*Exercise instructions*.
Report the number of lines containing "folyószámláján", with no other words.

*Entries provided*.
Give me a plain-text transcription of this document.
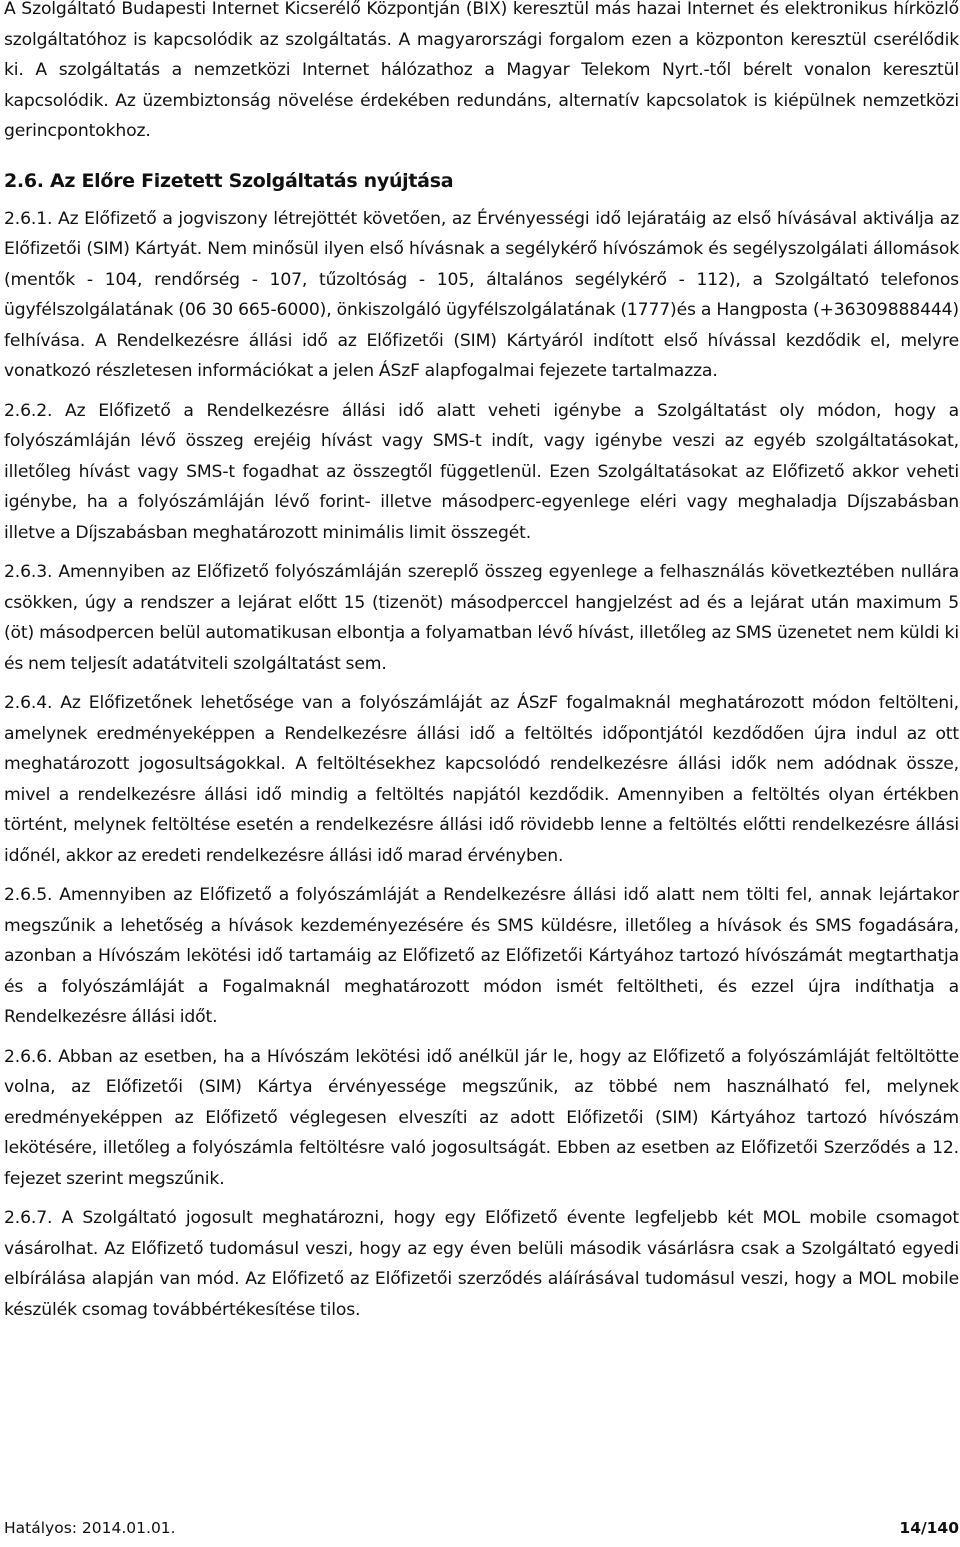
A Szolgáltató Budapesti Internet Kicserélő Központján (BIX) keresztül más hazai Internet és elektronikus hírközlő szolgáltatóhoz is kapcsolódik az szolgáltatás. A magyarországi forgalom ezen a központon keresztül cserélődik ki. A szolgáltatás a nemzetközi Internet hálózathoz a Magyar Telekom Nyrt.-től bérelt vonalon keresztül kapcsolódik. Az üzembiztonság növelése érdekében redundáns, alternatív kapcsolatok is kiépülnek nemzetközi gerincpontokhoz.

2.6. Az Előre Fizetett Szolgáltatás nyújtása

2.6.1. Az Előfizető a jogviszony létrejöttét követően, az Érvényességi idő lejáratáig az első hívásával aktiválja az Előfizetői (SIM) Kártyát. Nem minősül ilyen első hívásnak a segélykérő hívószámok és segélyszolgálati állomások (mentők - 104, rendőrség - 107, tűzoltóság - 105, általános segélykérő - 112), a Szolgáltató telefonos ügyfélszolgálatának (06 30 665-6000), önkiszolgáló ügyfélszolgálatának (1777)és a Hangposta (+36309888444) felhívása. A Rendelkezésre állási idő az Előfizetői (SIM) Kártyáról indított első hívással kezdődik el, melyre vonatkozó részletesen információkat a jelen ÁSzF alapfogalmai fejezete tartalmazza.

2.6.2. Az Előfizető a Rendelkezésre állási idő alatt veheti igénybe a Szolgáltatást oly módon, hogy a folyószámláján lévő összeg erejéig hívást vagy SMS-t indít, vagy igénybe veszi az egyéb szolgáltatásokat, illetőleg hívást vagy SMS-t fogadhat az összegtől függetlenül. Ezen Szolgáltatásokat az Előfizető akkor veheti igénybe, ha a folyószámláján lévő forint- illetve másodperc-egyenlege eléri vagy meghaladja Díjszabásban illetve a Díjszabásban meghatározott minimális limit összegét.

2.6.3. Amennyiben az Előfizető folyószámláján szereplő összeg egyenlege a felhasználás következtében nullára csökken, úgy a rendszer a lejárat előtt 15 (tizenöt) másodperccel hangjelzést ad és a lejárat után maximum 5 (öt) másodpercen belül automatikusan elbontja a folyamatban lévő hívást, illetőleg az SMS üzenetet nem küldi ki és nem teljesít adatátviteli szolgáltatást sem.

2.6.4. Az Előfizetőnek lehetősége van a folyószámláját az ÁSzF fogalmaknál meghatározott módon feltölteni, amelynek eredményeképpen a Rendelkezésre állási idő a feltöltés időpontjától kezdődően újra indul az ott meghatározott jogosultságokkal. A feltöltésekhez kapcsolódó rendelkezésre állási idők nem adódnak össze, mivel a rendelkezésre állási idő mindig a feltöltés napjától kezdődik. Amennyiben a feltöltés olyan értékben történt, melynek feltöltése esetén a rendelkezésre állási idő rövidebb lenne a feltöltés előtti rendelkezésre állási időnél, akkor az eredeti rendelkezésre állási idő marad érvényben.

2.6.5. Amennyiben az Előfizető a folyószámláját a Rendelkezésre állási idő alatt nem tölti fel, annak lejártakor megszűnik a lehetőség a hívások kezdeményezésére és SMS küldésre, illetőleg a hívások és SMS fogadására, azonban a Hívószám lekötési idő tartamáig az Előfizető az Előfizetői Kártyához tartozó hívószámát megtarthatja és a folyószámláját a Fogalmaknál meghatározott módon ismét feltöltheti, és ezzel újra indíthatja a Rendelkezésre állási időt.

2.6.6. Abban az esetben, ha a Hívószám lekötési idő anélkül jár le, hogy az Előfizető a folyószámláját feltöltötte volna, az Előfizetői (SIM) Kártya érvényessége megszűnik, az többé nem használható fel, melynek eredményeképpen az Előfizető véglegesen elveszíti az adott Előfizetői (SIM) Kártyához tartozó hívószám lekötésére, illetőleg a folyószámla feltöltésre való jogosultságát. Ebben az esetben az Előfizetői Szerződés a 12. fejezet szerint megszűnik.

2.6.7. A Szolgáltató jogosult meghatározni, hogy egy Előfizető évente legfeljebb két MOL mobile csomagot vásárolhat. Az Előfizető tudomásul veszi, hogy az egy éven belüli második vásárlásra csak a Szolgáltató egyedi elbírálása alapján van mód. Az Előfizető az Előfizetői szerződés aláírásával tudomásul veszi, hogy a MOL mobile készülék csomag továbbértékesítése tilos.

Hatályos: 2014.01.01.	14/140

*Result of the exercise*.
2